● Problem requirements:
Set down each record below precisely, skipping the pictures.

● Data rows:
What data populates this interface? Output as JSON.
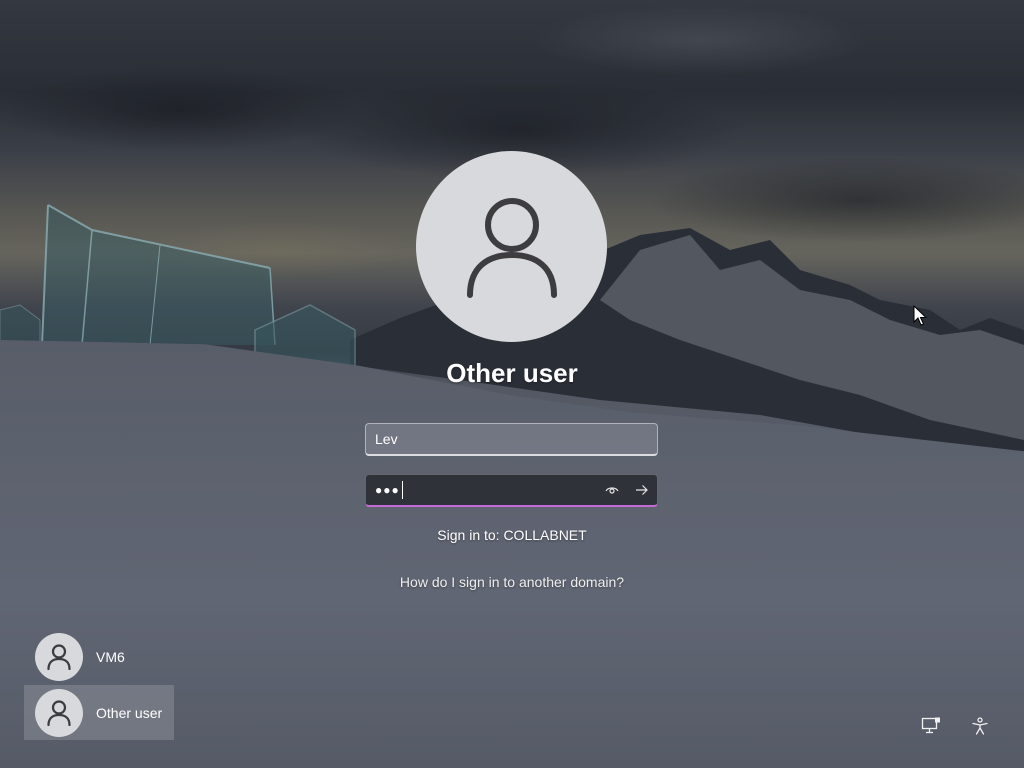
{
  "selected_user": {
    "name": "Other user",
    "icon": "person-icon"
  },
  "login_form": {
    "username_value": "Lev",
    "password_mask": "●●●",
    "reveal_icon": "eye-icon",
    "submit_icon": "arrow-right-icon",
    "sign_in_to": "Sign in to: COLLABNET",
    "domain_help_link": "How do I sign in to another domain?",
    "focus_accent_color": "#c46ad6"
  },
  "user_list": [
    {
      "name": "VM6",
      "icon": "person-icon",
      "selected": false
    },
    {
      "name": "Other user",
      "icon": "person-icon",
      "selected": true
    }
  ],
  "system_tray": {
    "network_icon": "network-icon",
    "accessibility_icon": "accessibility-icon"
  }
}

● Exercise result:
What data populates this interface? Output as JSON.
{
  "selected_user": {
    "name": "Other user",
    "icon": "person-icon"
  },
  "login_form": {
    "username_value": "Lev",
    "password_mask": "●●●",
    "reveal_icon": "eye-icon",
    "submit_icon": "arrow-right-icon",
    "sign_in_to": "Sign in to: COLLABNET",
    "domain_help_link": "How do I sign in to another domain?",
    "focus_accent_color": "#c46ad6"
  },
  "user_list": [
    {
      "name": "VM6",
      "icon": "person-icon",
      "selected": false
    },
    {
      "name": "Other user",
      "icon": "person-icon",
      "selected": true
    }
  ],
  "system_tray": {
    "network_icon": "network-icon",
    "accessibility_icon": "accessibility-icon"
  }
}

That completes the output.